## What to work on
Quote the listing in full, exactly as given, minus any pictures.

## Records supplied
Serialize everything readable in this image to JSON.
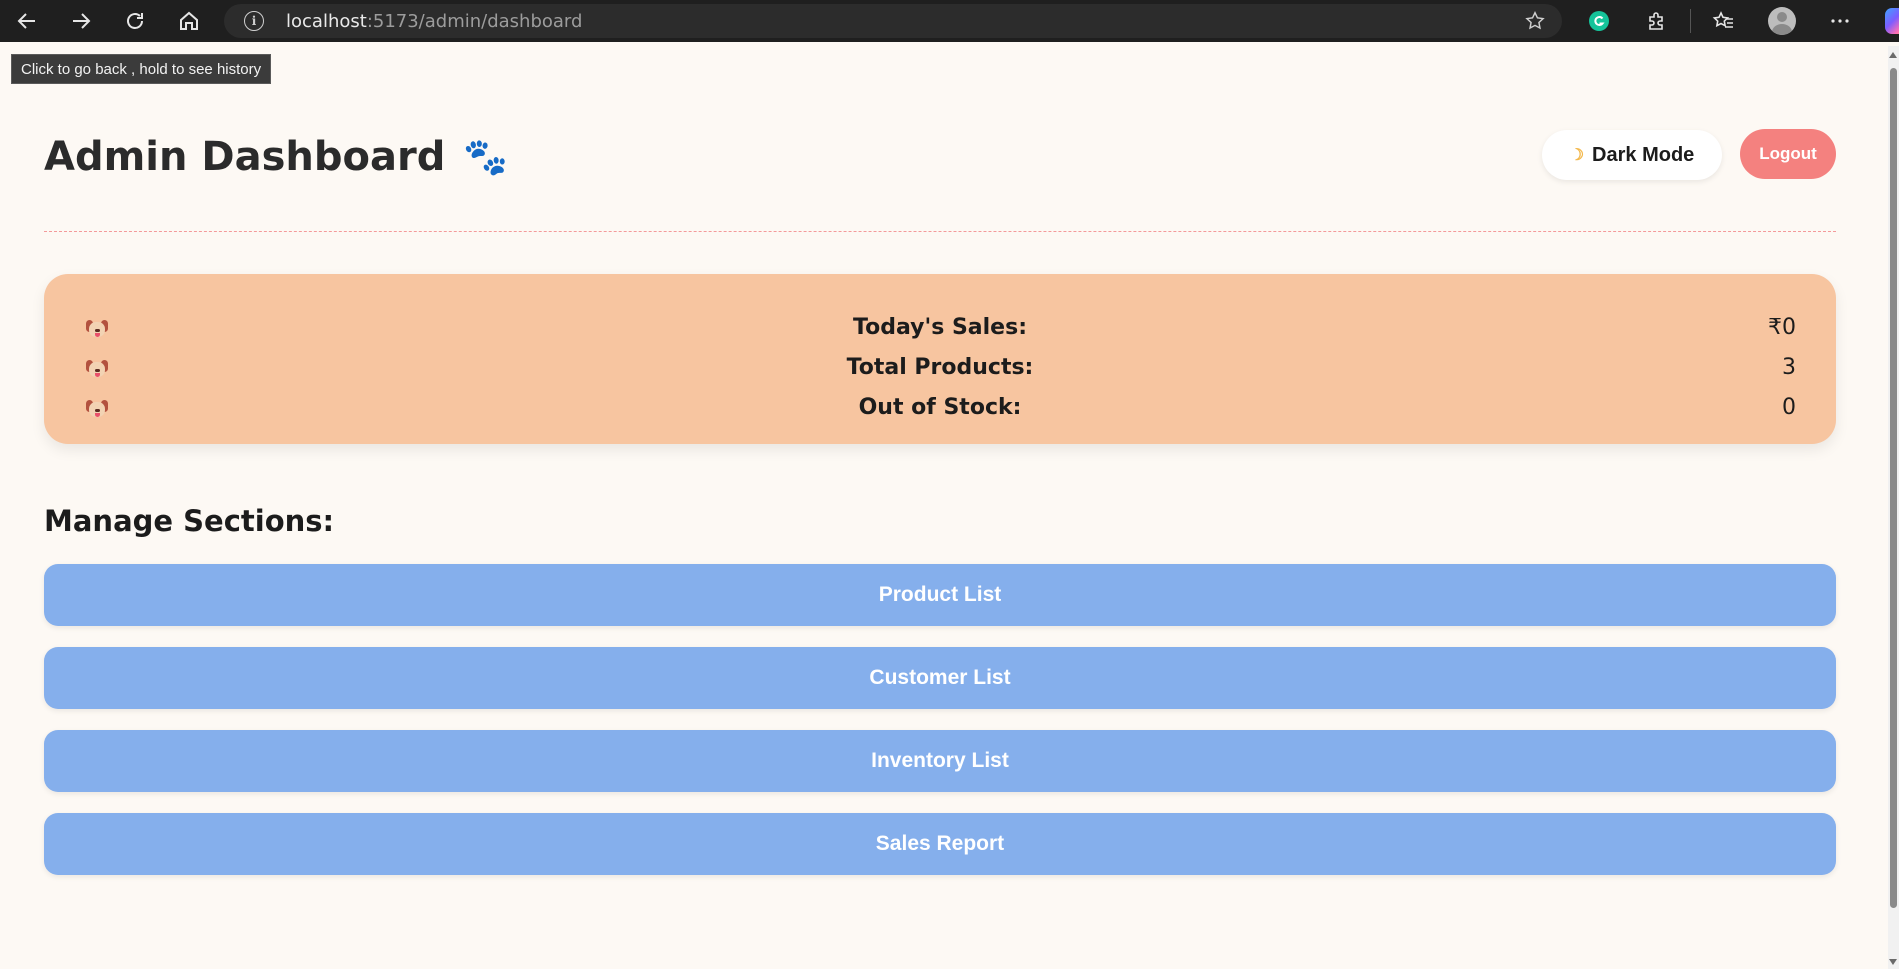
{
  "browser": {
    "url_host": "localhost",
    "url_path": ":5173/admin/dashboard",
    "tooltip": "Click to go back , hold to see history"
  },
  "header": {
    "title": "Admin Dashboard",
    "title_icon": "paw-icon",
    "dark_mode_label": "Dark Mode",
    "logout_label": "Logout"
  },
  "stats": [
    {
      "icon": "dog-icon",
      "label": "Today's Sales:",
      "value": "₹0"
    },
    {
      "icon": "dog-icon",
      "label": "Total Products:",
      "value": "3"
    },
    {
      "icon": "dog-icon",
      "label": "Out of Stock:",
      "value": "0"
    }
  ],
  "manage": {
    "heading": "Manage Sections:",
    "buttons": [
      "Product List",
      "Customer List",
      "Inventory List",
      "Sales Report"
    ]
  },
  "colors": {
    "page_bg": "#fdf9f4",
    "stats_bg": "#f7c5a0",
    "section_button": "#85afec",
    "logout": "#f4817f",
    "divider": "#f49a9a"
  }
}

## Output below
Serialize everything readable in this image to JSON.
{
  "browser": {
    "url_host": "localhost",
    "url_path": ":5173/admin/dashboard",
    "tooltip": "Click to go back , hold to see history"
  },
  "header": {
    "title": "Admin Dashboard",
    "title_icon": "paw-icon",
    "dark_mode_label": "Dark Mode",
    "logout_label": "Logout"
  },
  "stats": [
    {
      "icon": "dog-icon",
      "label": "Today's Sales:",
      "value": "₹0"
    },
    {
      "icon": "dog-icon",
      "label": "Total Products:",
      "value": "3"
    },
    {
      "icon": "dog-icon",
      "label": "Out of Stock:",
      "value": "0"
    }
  ],
  "manage": {
    "heading": "Manage Sections:",
    "buttons": [
      "Product List",
      "Customer List",
      "Inventory List",
      "Sales Report"
    ]
  },
  "colors": {
    "page_bg": "#fdf9f4",
    "stats_bg": "#f7c5a0",
    "section_button": "#85afec",
    "logout": "#f4817f",
    "divider": "#f49a9a"
  }
}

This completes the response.